EXERCISE AIM:
Collect all lines below with the string "JSON".

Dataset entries
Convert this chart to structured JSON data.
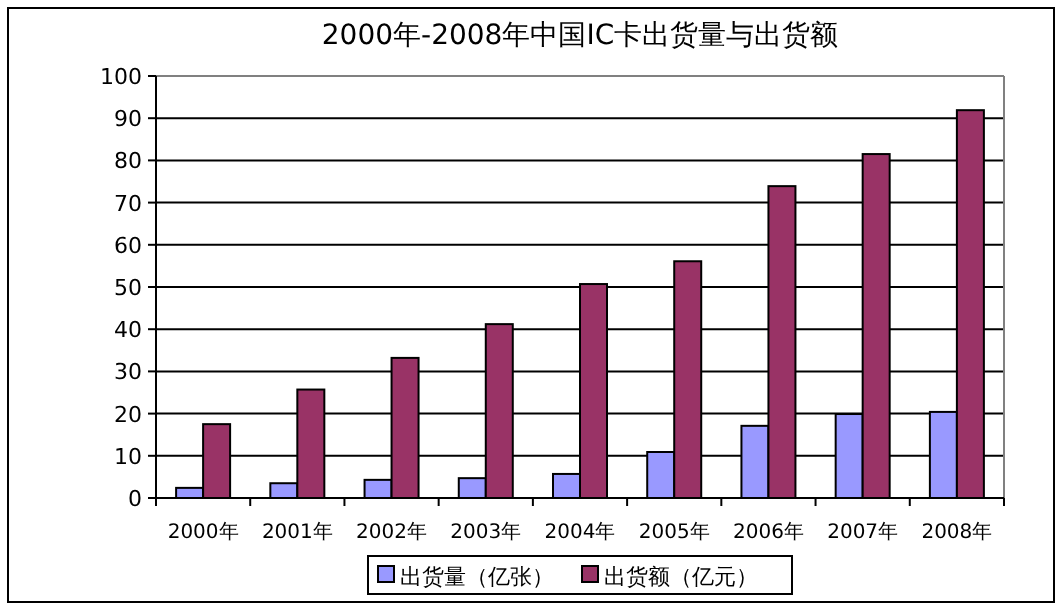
{
  "chart_data": {
    "type": "bar",
    "title": "2000年-2008年中国IC卡出货量与出货额",
    "categories": [
      "2000年",
      "2001年",
      "2002年",
      "2003年",
      "2004年",
      "2005年",
      "2006年",
      "2007年",
      "2008年"
    ],
    "series": [
      {
        "name": "出货量（亿张）",
        "color": "#9999ff",
        "values": [
          2.4,
          3.5,
          4.3,
          4.7,
          5.7,
          10.9,
          17.1,
          19.9,
          20.4
        ]
      },
      {
        "name": "出货额（亿元）",
        "color": "#993366",
        "values": [
          17.5,
          25.7,
          33.2,
          41.2,
          50.7,
          56.1,
          73.9,
          81.5,
          91.9
        ]
      }
    ],
    "ylim": [
      0,
      100
    ],
    "yticks": [
      0,
      10,
      20,
      30,
      40,
      50,
      60,
      70,
      80,
      90,
      100
    ],
    "grid": "y",
    "legend": "bottom"
  }
}
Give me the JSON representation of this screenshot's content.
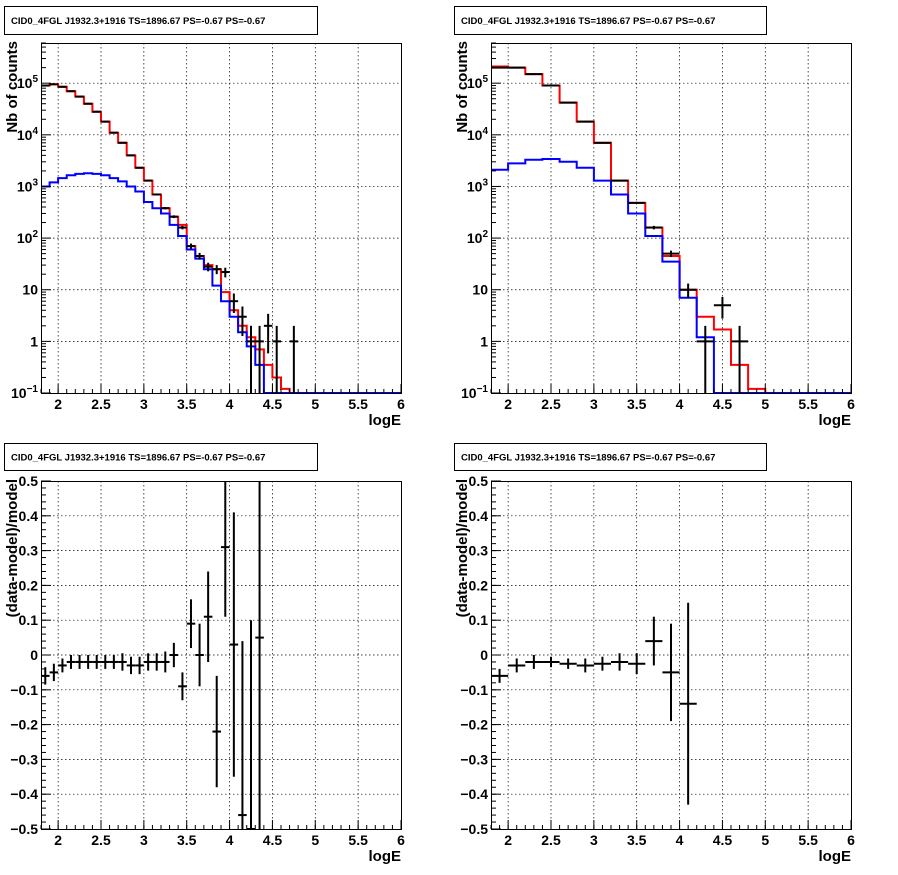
{
  "chart_data": [
    {
      "type": "line",
      "title": "CID0_4FGL J1932.3+1916 TS=1896.67 PS=-0.67 PS=-0.67",
      "xlabel": "logE",
      "ylabel": "Nb of counts",
      "log_y": true,
      "xlim": [
        1.8,
        6.0
      ],
      "ylim": [
        0.1,
        600000
      ],
      "x_ticks": [
        "2",
        "2.5",
        "3",
        "3.5",
        "4",
        "4.5",
        "5",
        "5.5",
        "6"
      ],
      "grid": true,
      "legend": "none",
      "series": [
        {
          "color": "#ff0000",
          "style": "step",
          "x": [
            1.8,
            1.9,
            2.0,
            2.1,
            2.2,
            2.3,
            2.4,
            2.5,
            2.6,
            2.7,
            2.8,
            2.9,
            3.0,
            3.1,
            3.2,
            3.3,
            3.4,
            3.5,
            3.6,
            3.7,
            3.8,
            3.9,
            4.0,
            4.1,
            4.2,
            4.3,
            4.4,
            4.5,
            4.6,
            4.7,
            4.8,
            4.9,
            5.0,
            5.1,
            5.2,
            5.3,
            5.4,
            5.5,
            5.6,
            5.7,
            5.8,
            5.9
          ],
          "values": [
            90000,
            95000,
            85000,
            70000,
            55000,
            40000,
            28000,
            18000,
            11000,
            7000,
            4000,
            2300,
            1300,
            700,
            380,
            260,
            180,
            70,
            45,
            30,
            25,
            9,
            4,
            2,
            1.2,
            0.7,
            0.35,
            0.2,
            0.12,
            0.1,
            0.1,
            0.1,
            0.1,
            0.1,
            0.1,
            0.1,
            0.1,
            0.1,
            0.1,
            0.1,
            0.1,
            0.1
          ]
        },
        {
          "color": "#0000ff",
          "style": "step",
          "x": [
            1.8,
            1.9,
            2.0,
            2.1,
            2.2,
            2.3,
            2.4,
            2.5,
            2.6,
            2.7,
            2.8,
            2.9,
            3.0,
            3.1,
            3.2,
            3.3,
            3.4,
            3.5,
            3.6,
            3.7,
            3.8,
            3.9,
            4.0,
            4.1,
            4.2,
            4.3,
            4.4,
            4.5,
            4.6,
            4.7,
            4.8,
            4.9,
            5.0,
            5.1,
            5.2,
            5.3,
            5.4,
            5.5,
            5.6,
            5.7,
            5.8,
            5.9
          ],
          "values": [
            1000,
            1200,
            1450,
            1650,
            1750,
            1800,
            1750,
            1650,
            1450,
            1250,
            1000,
            800,
            500,
            380,
            300,
            180,
            110,
            60,
            40,
            25,
            12,
            6,
            3,
            1.5,
            0.8,
            0.35,
            0.1,
            0.1,
            0.1,
            0.1,
            0.1,
            0.1,
            0.1,
            0.1,
            0.1,
            0.1,
            0.1,
            0.1,
            0.1,
            0.1,
            0.1,
            0.1
          ]
        },
        {
          "color": "#000000",
          "style": "errorbar",
          "x": [
            1.85,
            1.95,
            2.05,
            2.15,
            2.25,
            2.35,
            2.45,
            2.55,
            2.65,
            2.75,
            2.85,
            2.95,
            3.05,
            3.15,
            3.25,
            3.35,
            3.45,
            3.55,
            3.65,
            3.75,
            3.85,
            3.95,
            4.05,
            4.15,
            4.25,
            4.35,
            4.45,
            4.55,
            4.75
          ],
          "values": [
            90000,
            95000,
            85000,
            70000,
            55000,
            40000,
            28000,
            18000,
            11000,
            7000,
            4000,
            2300,
            1300,
            700,
            380,
            260,
            160,
            70,
            45,
            28,
            25,
            22,
            6,
            3,
            1,
            1,
            2,
            1,
            1
          ],
          "xerr": 0.05
        }
      ]
    },
    {
      "type": "line",
      "title": "CID0_4FGL J1932.3+1916 TS=1896.67 PS=-0.67 PS=-0.67",
      "xlabel": "logE",
      "ylabel": "Nb of counts",
      "log_y": true,
      "xlim": [
        1.8,
        6.0
      ],
      "ylim": [
        0.1,
        600000
      ],
      "x_ticks": [
        "2",
        "2.5",
        "3",
        "3.5",
        "4",
        "4.5",
        "5",
        "5.5",
        "6"
      ],
      "grid": true,
      "legend": "none",
      "series": [
        {
          "color": "#ff0000",
          "style": "step",
          "x": [
            1.8,
            2.0,
            2.2,
            2.4,
            2.6,
            2.8,
            3.0,
            3.2,
            3.4,
            3.6,
            3.8,
            4.0,
            4.2,
            4.4,
            4.6,
            4.8,
            5.0,
            5.2,
            5.4,
            5.6,
            5.8
          ],
          "values": [
            210000,
            200000,
            150000,
            90000,
            42000,
            18000,
            7000,
            1300,
            480,
            160,
            45,
            10,
            3,
            1.7,
            0.35,
            0.12,
            0.1,
            0.1,
            0.1,
            0.1,
            0.1
          ]
        },
        {
          "color": "#0000ff",
          "style": "step",
          "x": [
            1.8,
            2.0,
            2.2,
            2.4,
            2.6,
            2.8,
            3.0,
            3.2,
            3.4,
            3.6,
            3.8,
            4.0,
            4.2,
            4.4,
            4.6,
            4.8,
            5.0,
            5.2,
            5.4,
            5.6,
            5.8
          ],
          "values": [
            2100,
            2800,
            3300,
            3400,
            3000,
            2300,
            1300,
            700,
            300,
            110,
            35,
            7,
            1.2,
            0.1,
            0.1,
            0.1,
            0.1,
            0.1,
            0.1,
            0.1,
            0.1
          ]
        },
        {
          "color": "#000000",
          "style": "errorbar",
          "x": [
            1.9,
            2.1,
            2.3,
            2.5,
            2.7,
            2.9,
            3.1,
            3.3,
            3.5,
            3.7,
            3.9,
            4.1,
            4.3,
            4.5,
            4.7
          ],
          "values": [
            200000,
            200000,
            150000,
            90000,
            42000,
            18000,
            7000,
            1300,
            480,
            160,
            50,
            10,
            1,
            5,
            1
          ],
          "xerr": 0.1
        }
      ]
    },
    {
      "type": "scatter",
      "title": "CID0_4FGL J1932.3+1916 TS=1896.67 PS=-0.67 PS=-0.67",
      "xlabel": "logE",
      "ylabel": "(data-model)/model",
      "xlim": [
        1.8,
        6.0
      ],
      "ylim": [
        -0.5,
        0.5
      ],
      "x_ticks": [
        "2",
        "2.5",
        "3",
        "3.5",
        "4",
        "4.5",
        "5",
        "5.5",
        "6"
      ],
      "y_ticks": [
        "−0.5",
        "−0.4",
        "−0.3",
        "−0.2",
        "−0.1",
        "0",
        "0.1",
        "0.2",
        "0.3",
        "0.4",
        "0.5"
      ],
      "grid": true,
      "legend": "none",
      "series": [
        {
          "color": "#000000",
          "style": "errorbar",
          "x": [
            1.85,
            1.95,
            2.05,
            2.15,
            2.25,
            2.35,
            2.45,
            2.55,
            2.65,
            2.75,
            2.85,
            2.95,
            3.05,
            3.15,
            3.25,
            3.35,
            3.45,
            3.55,
            3.65,
            3.75,
            3.85,
            3.95,
            4.05,
            4.15,
            4.25,
            4.35
          ],
          "values": [
            -0.06,
            -0.05,
            -0.03,
            -0.02,
            -0.02,
            -0.02,
            -0.02,
            -0.02,
            -0.02,
            -0.02,
            -0.03,
            -0.03,
            -0.02,
            -0.02,
            -0.02,
            0.0,
            -0.09,
            0.09,
            0.0,
            0.11,
            -0.22,
            0.31,
            0.03,
            -0.46,
            -0.5,
            0.05
          ],
          "yerr": [
            0.025,
            0.025,
            0.02,
            0.02,
            0.02,
            0.02,
            0.02,
            0.02,
            0.02,
            0.025,
            0.025,
            0.025,
            0.025,
            0.025,
            0.03,
            0.035,
            0.04,
            0.07,
            0.09,
            0.13,
            0.16,
            0.2,
            0.38,
            0.5,
            0.6,
            0.6
          ],
          "xerr": 0.05
        }
      ]
    },
    {
      "type": "scatter",
      "title": "CID0_4FGL J1932.3+1916 TS=1896.67 PS=-0.67 PS=-0.67",
      "xlabel": "logE",
      "ylabel": "(data-model)/model",
      "xlim": [
        1.8,
        6.0
      ],
      "ylim": [
        -0.5,
        0.5
      ],
      "x_ticks": [
        "2",
        "2.5",
        "3",
        "3.5",
        "4",
        "4.5",
        "5",
        "5.5",
        "6"
      ],
      "y_ticks": [
        "−0.5",
        "−0.4",
        "−0.3",
        "−0.2",
        "−0.1",
        "0",
        "0.1",
        "0.2",
        "0.3",
        "0.4",
        "0.5"
      ],
      "grid": true,
      "legend": "none",
      "series": [
        {
          "color": "#000000",
          "style": "errorbar",
          "x": [
            1.9,
            2.1,
            2.3,
            2.5,
            2.7,
            2.9,
            3.1,
            3.3,
            3.5,
            3.7,
            3.9,
            4.1
          ],
          "values": [
            -0.06,
            -0.03,
            -0.02,
            -0.02,
            -0.025,
            -0.03,
            -0.025,
            -0.02,
            -0.025,
            0.04,
            -0.05,
            -0.14
          ],
          "yerr": [
            0.02,
            0.02,
            0.02,
            0.015,
            0.015,
            0.02,
            0.02,
            0.025,
            0.03,
            0.07,
            0.14,
            0.29
          ],
          "xerr": 0.1
        }
      ]
    }
  ]
}
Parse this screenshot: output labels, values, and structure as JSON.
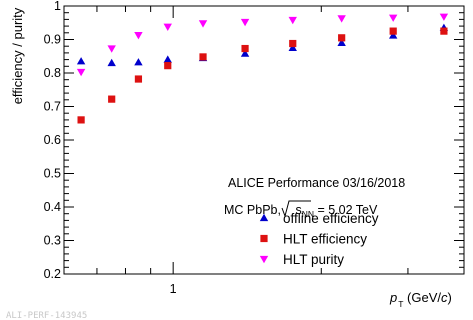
{
  "chart_data": {
    "type": "scatter",
    "title": "",
    "ylabel": "efficiency / purity",
    "xlabel_main": "p",
    "xlabel_sub": "T",
    "xlabel_unit_open": " (GeV/",
    "xlabel_unit_c": "c",
    "xlabel_unit_close": ")",
    "x_scale": "log",
    "xlim": [
      0.6,
      3.9
    ],
    "ylim": [
      0.2,
      1.0
    ],
    "y_ticks": [
      {
        "value": 0.2,
        "label": "0.2"
      },
      {
        "value": 0.3,
        "label": "0.3"
      },
      {
        "value": 0.4,
        "label": "0.4"
      },
      {
        "value": 0.5,
        "label": "0.5"
      },
      {
        "value": 0.6,
        "label": "0.6"
      },
      {
        "value": 0.7,
        "label": "0.7"
      },
      {
        "value": 0.8,
        "label": "0.8"
      },
      {
        "value": 0.9,
        "label": "0.9"
      },
      {
        "value": 1.0,
        "label": "1"
      }
    ],
    "x_ticks": [
      {
        "value": 1,
        "label": "1"
      }
    ],
    "annotation_lines": {
      "line1": "ALICE Performance 03/16/2018",
      "line2_prefix": "MC PbPb, ",
      "line2_sqrt_s": "s",
      "line2_sqrt_sub": "NN",
      "line2_suffix": " = 5.02 TeV"
    },
    "legend_position": "lower-right",
    "series": [
      {
        "name": "offline efficiency",
        "marker": "triangle-up",
        "color": "#0000cc",
        "x": [
          0.65,
          0.75,
          0.85,
          0.975,
          1.15,
          1.4,
          1.75,
          2.2,
          2.8,
          3.55
        ],
        "y": [
          0.835,
          0.83,
          0.832,
          0.84,
          0.845,
          0.858,
          0.875,
          0.89,
          0.912,
          0.935
        ]
      },
      {
        "name": "HLT efficiency",
        "marker": "square",
        "color": "#dd1111",
        "x": [
          0.65,
          0.75,
          0.85,
          0.975,
          1.15,
          1.4,
          1.75,
          2.2,
          2.8,
          3.55
        ],
        "y": [
          0.66,
          0.722,
          0.782,
          0.822,
          0.848,
          0.873,
          0.888,
          0.905,
          0.925,
          0.925
        ]
      },
      {
        "name": "HLT purity",
        "marker": "triangle-down",
        "color": "#ff00ff",
        "x": [
          0.65,
          0.75,
          0.85,
          0.975,
          1.15,
          1.4,
          1.75,
          2.2,
          2.8,
          3.55
        ],
        "y": [
          0.803,
          0.873,
          0.913,
          0.938,
          0.948,
          0.952,
          0.958,
          0.963,
          0.965,
          0.968
        ]
      }
    ],
    "watermark": "ALI-PERF-143945"
  }
}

COMPLETE RESPONSE:
Convert this chart to structured JSON data.
Give me the JSON representation of this screenshot's content.
Parse this screenshot: output labels, values, and structure as JSON.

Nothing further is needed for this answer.